§ **TASK DIRECTIONS**
Copy the entries below exactly. Images do not belong in the copy.

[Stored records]
--- Begin ---

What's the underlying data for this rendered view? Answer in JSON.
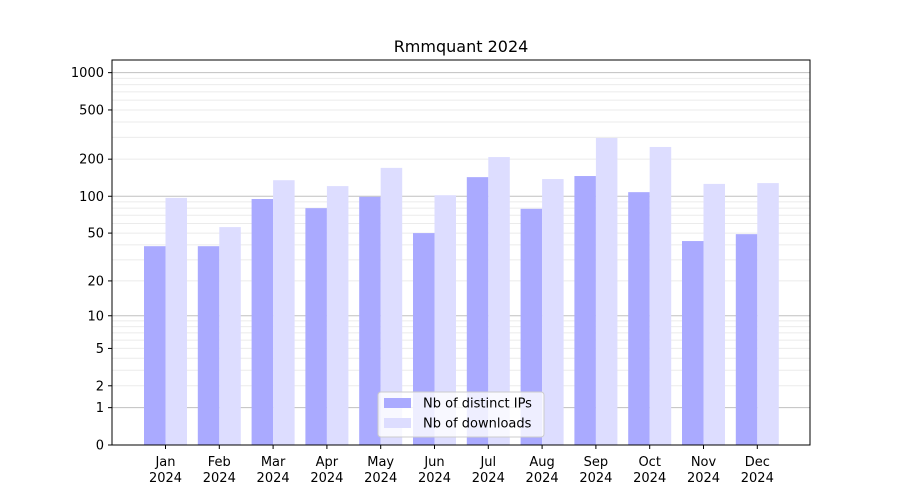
{
  "chart_data": {
    "type": "bar",
    "title": "Rmmquant 2024",
    "xlabel": "",
    "ylabel": "",
    "yscale": "symlog",
    "ylim": [
      0,
      1300
    ],
    "yticks": [
      0,
      1,
      2,
      5,
      10,
      20,
      50,
      100,
      200,
      500,
      1000
    ],
    "grid": true,
    "legend_position": "bottom-center",
    "categories": [
      "Jan\n2024",
      "Feb\n2024",
      "Mar\n2024",
      "Apr\n2024",
      "May\n2024",
      "Jun\n2024",
      "Jul\n2024",
      "Aug\n2024",
      "Sep\n2024",
      "Oct\n2024",
      "Nov\n2024",
      "Dec\n2024"
    ],
    "series": [
      {
        "name": "Nb of distinct IPs",
        "color": "#aaaaff",
        "values": [
          39,
          39,
          95,
          80,
          99,
          50,
          143,
          79,
          146,
          108,
          43,
          49
        ]
      },
      {
        "name": "Nb of downloads",
        "color": "#ddddff",
        "values": [
          97,
          56,
          135,
          121,
          170,
          102,
          208,
          138,
          297,
          251,
          126,
          128
        ]
      }
    ]
  }
}
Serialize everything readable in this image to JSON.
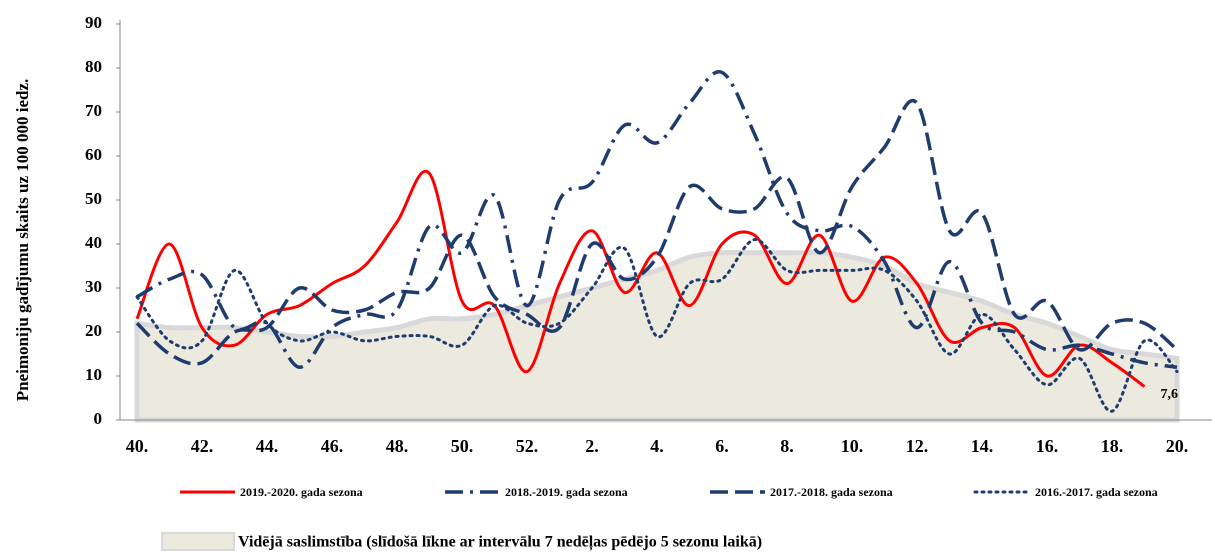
{
  "chart_data": {
    "type": "line",
    "y_label": "Pneimoniju gadījumu skaits uz 100 000 iedz.",
    "categories": [
      "40.",
      null,
      "42.",
      null,
      "44.",
      null,
      "46.",
      null,
      "48.",
      null,
      "50.",
      null,
      "52.",
      null,
      "2.",
      null,
      "4.",
      null,
      "6.",
      null,
      "8.",
      null,
      "10.",
      null,
      "12.",
      null,
      "14.",
      null,
      "16.",
      null,
      "18.",
      null,
      "20."
    ],
    "ylim": [
      0,
      90
    ],
    "yticks": [
      0,
      10,
      20,
      30,
      40,
      50,
      60,
      70,
      80,
      90
    ],
    "series": [
      {
        "name": "2019.-2020. gada sezona",
        "color": "#ff0000",
        "dash": "solid",
        "values": [
          23,
          40,
          21,
          17,
          24,
          26,
          31,
          35,
          45,
          56,
          27,
          26,
          11,
          31,
          43,
          29,
          38,
          26,
          40,
          42,
          31,
          42,
          27,
          37,
          31,
          18,
          21,
          21,
          10,
          17,
          13,
          7.6,
          null
        ],
        "value_labels": [
          null,
          null,
          null,
          null,
          null,
          null,
          null,
          null,
          null,
          null,
          null,
          null,
          null,
          null,
          null,
          null,
          null,
          null,
          null,
          null,
          null,
          null,
          null,
          null,
          null,
          null,
          null,
          null,
          null,
          null,
          null,
          "7,6",
          null
        ]
      },
      {
        "name": "2018.-2019. gada sezona",
        "color": "#1f3c6e",
        "dash": "dashdot",
        "values": [
          28,
          32,
          33,
          21,
          22,
          12,
          21,
          24,
          25,
          44,
          38,
          51,
          26,
          50,
          54,
          67,
          63,
          72,
          79,
          65,
          47,
          43,
          44,
          36,
          21,
          36,
          22,
          20,
          16,
          17,
          15,
          13,
          12
        ]
      },
      {
        "name": "2017.-2018. gada sezona",
        "color": "#1f3c6e",
        "dash": "dashed",
        "values": [
          22,
          15,
          13,
          20,
          21,
          30,
          25,
          25,
          29,
          30,
          42,
          28,
          24,
          21,
          40,
          32,
          37,
          53,
          48,
          48,
          55,
          38,
          53,
          62,
          72,
          43,
          47,
          24,
          27,
          16,
          22,
          22,
          16
        ]
      },
      {
        "name": "2016.-2017. gada sezona",
        "color": "#1f3c6e",
        "dash": "dotted",
        "values": [
          28,
          18,
          18,
          34,
          22,
          18,
          20,
          18,
          19,
          19,
          17,
          26,
          22,
          22,
          30,
          39,
          19,
          31,
          32,
          41,
          34,
          34,
          34,
          34,
          27,
          15,
          24,
          16,
          8,
          14,
          2,
          18,
          11
        ]
      },
      {
        "name": "Vidējā saslimstība (slīdošā līkne ar intervālu 7 nedēļas pēdējo 5 sezonu laikā)",
        "color": "#ece9df",
        "dash": "area",
        "values": [
          22,
          21,
          21,
          21,
          20,
          19,
          19,
          20,
          21,
          23,
          23,
          24,
          26,
          28,
          30,
          32,
          34,
          37,
          38,
          38,
          38,
          38,
          37,
          35,
          31,
          29,
          27,
          24,
          22,
          19,
          16,
          15,
          14
        ]
      }
    ]
  }
}
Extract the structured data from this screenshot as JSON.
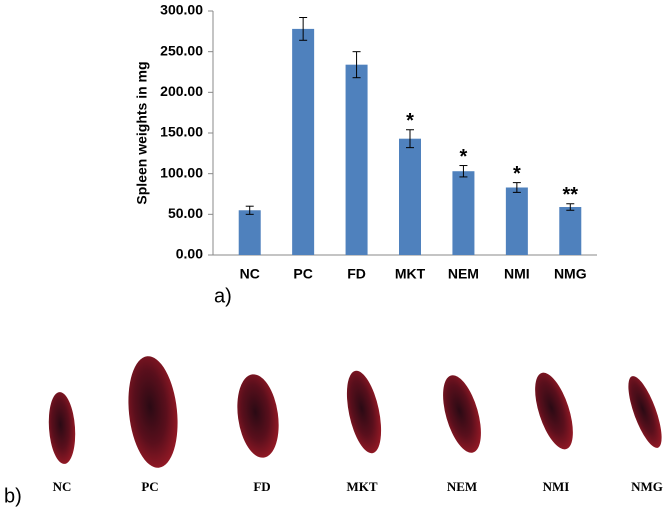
{
  "chart_data": {
    "type": "bar",
    "y_label": "Spleen weights in mg",
    "categories": [
      "NC",
      "PC",
      "FD",
      "MKT",
      "NEM",
      "NMI",
      "NMG"
    ],
    "values": [
      55,
      278,
      234,
      143,
      103,
      83,
      59
    ],
    "errors": [
      5,
      14,
      16,
      11,
      7,
      6,
      4
    ],
    "annotations": [
      null,
      null,
      null,
      "*",
      "*",
      "*",
      "**"
    ],
    "color": "#4f81bd",
    "ylim": [
      0,
      300
    ],
    "yticks": [
      {
        "value": 0,
        "label": "0.00"
      },
      {
        "value": 50,
        "label": "50.00"
      },
      {
        "value": 100,
        "label": "100.00"
      },
      {
        "value": 150,
        "label": "150.00"
      },
      {
        "value": 200,
        "label": "200.00"
      },
      {
        "value": 250,
        "label": "250.00"
      },
      {
        "value": 300,
        "label": "300.00"
      }
    ],
    "panel_label": "a)"
  },
  "figure_b": {
    "panel_label": "b)",
    "specimens": [
      "NC",
      "PC",
      "FD",
      "MKT",
      "NEM",
      "NMI",
      "NMG"
    ]
  }
}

--- End ---

§ **COMPLETED EXERCISE**
What's the underlying data for this rendered view? Answer in JSON.
{
  "chart_data": {
    "type": "bar",
    "title": "Rmmquant 2024",
    "xlabel": "",
    "ylabel": "",
    "yscale": "symlog",
    "ylim": [
      0,
      1300
    ],
    "yticks": [
      0,
      1,
      2,
      5,
      10,
      20,
      50,
      100,
      200,
      500,
      1000
    ],
    "grid": true,
    "legend_position": "bottom-center",
    "categories": [
      "Jan\n2024",
      "Feb\n2024",
      "Mar\n2024",
      "Apr\n2024",
      "May\n2024",
      "Jun\n2024",
      "Jul\n2024",
      "Aug\n2024",
      "Sep\n2024",
      "Oct\n2024",
      "Nov\n2024",
      "Dec\n2024"
    ],
    "series": [
      {
        "name": "Nb of distinct IPs",
        "color": "#aaaaff",
        "values": [
          39,
          39,
          95,
          80,
          99,
          50,
          143,
          79,
          146,
          108,
          43,
          49
        ]
      },
      {
        "name": "Nb of downloads",
        "color": "#ddddff",
        "values": [
          97,
          56,
          135,
          121,
          170,
          102,
          208,
          138,
          297,
          251,
          126,
          128
        ]
      }
    ]
  }
}
Serialize everything readable in this image to JSON.
{
  "chart_data": {
    "type": "line",
    "y_label": "Pneimoniju gadījumu skaits uz 100 000 iedz.",
    "categories": [
      "40.",
      null,
      "42.",
      null,
      "44.",
      null,
      "46.",
      null,
      "48.",
      null,
      "50.",
      null,
      "52.",
      null,
      "2.",
      null,
      "4.",
      null,
      "6.",
      null,
      "8.",
      null,
      "10.",
      null,
      "12.",
      null,
      "14.",
      null,
      "16.",
      null,
      "18.",
      null,
      "20."
    ],
    "ylim": [
      0,
      90
    ],
    "yticks": [
      0,
      10,
      20,
      30,
      40,
      50,
      60,
      70,
      80,
      90
    ],
    "series": [
      {
        "name": "2019.-2020. gada sezona",
        "color": "#ff0000",
        "dash": "solid",
        "values": [
          23,
          40,
          21,
          17,
          24,
          26,
          31,
          35,
          45,
          56,
          27,
          26,
          11,
          31,
          43,
          29,
          38,
          26,
          40,
          42,
          31,
          42,
          27,
          37,
          31,
          18,
          21,
          21,
          10,
          17,
          13,
          7.6,
          null
        ],
        "value_labels": [
          null,
          null,
          null,
          null,
          null,
          null,
          null,
          null,
          null,
          null,
          null,
          null,
          null,
          null,
          null,
          null,
          null,
          null,
          null,
          null,
          null,
          null,
          null,
          null,
          null,
          null,
          null,
          null,
          null,
          null,
          null,
          "7,6",
          null
        ]
      },
      {
        "name": "2018.-2019. gada sezona",
        "color": "#1f3c6e",
        "dash": "dashdot",
        "values": [
          28,
          32,
          33,
          21,
          22,
          12,
          21,
          24,
          25,
          44,
          38,
          51,
          26,
          50,
          54,
          67,
          63,
          72,
          79,
          65,
          47,
          43,
          44,
          36,
          21,
          36,
          22,
          20,
          16,
          17,
          15,
          13,
          12
        ]
      },
      {
        "name": "2017.-2018. gada sezona",
        "color": "#1f3c6e",
        "dash": "dashed",
        "values": [
          22,
          15,
          13,
          20,
          21,
          30,
          25,
          25,
          29,
          30,
          42,
          28,
          24,
          21,
          40,
          32,
          37,
          53,
          48,
          48,
          55,
          38,
          53,
          62,
          72,
          43,
          47,
          24,
          27,
          16,
          22,
          22,
          16
        ]
      },
      {
        "name": "2016.-2017. gada sezona",
        "color": "#1f3c6e",
        "dash": "dotted",
        "values": [
          28,
          18,
          18,
          34,
          22,
          18,
          20,
          18,
          19,
          19,
          17,
          26,
          22,
          22,
          30,
          39,
          19,
          31,
          32,
          41,
          34,
          34,
          34,
          34,
          27,
          15,
          24,
          16,
          8,
          14,
          2,
          18,
          11
        ]
      },
      {
        "name": "Vidējā saslimstība (slīdošā līkne ar intervālu 7 nedēļas pēdējo 5 sezonu laikā)",
        "color": "#ece9df",
        "dash": "area",
        "values": [
          22,
          21,
          21,
          21,
          20,
          19,
          19,
          20,
          21,
          23,
          23,
          24,
          26,
          28,
          30,
          32,
          34,
          37,
          38,
          38,
          38,
          38,
          37,
          35,
          31,
          29,
          27,
          24,
          22,
          19,
          16,
          15,
          14
        ]
      }
    ]
  }
}
Extract the structured data from this screenshot as JSON.
{
  "chart_data": {
    "type": "bar",
    "y_label": "Spleen weights in mg",
    "categories": [
      "NC",
      "PC",
      "FD",
      "MKT",
      "NEM",
      "NMI",
      "NMG"
    ],
    "values": [
      55,
      278,
      234,
      143,
      103,
      83,
      59
    ],
    "errors": [
      5,
      14,
      16,
      11,
      7,
      6,
      4
    ],
    "annotations": [
      null,
      null,
      null,
      "*",
      "*",
      "*",
      "**"
    ],
    "color": "#4f81bd",
    "ylim": [
      0,
      300
    ],
    "yticks": [
      {
        "value": 0,
        "label": "0.00"
      },
      {
        "value": 50,
        "label": "50.00"
      },
      {
        "value": 100,
        "label": "100.00"
      },
      {
        "value": 150,
        "label": "150.00"
      },
      {
        "value": 200,
        "label": "200.00"
      },
      {
        "value": 250,
        "label": "250.00"
      },
      {
        "value": 300,
        "label": "300.00"
      }
    ],
    "panel_label": "a)"
  },
  "figure_b": {
    "panel_label": "b)",
    "specimens": [
      "NC",
      "PC",
      "FD",
      "MKT",
      "NEM",
      "NMI",
      "NMG"
    ]
  }
}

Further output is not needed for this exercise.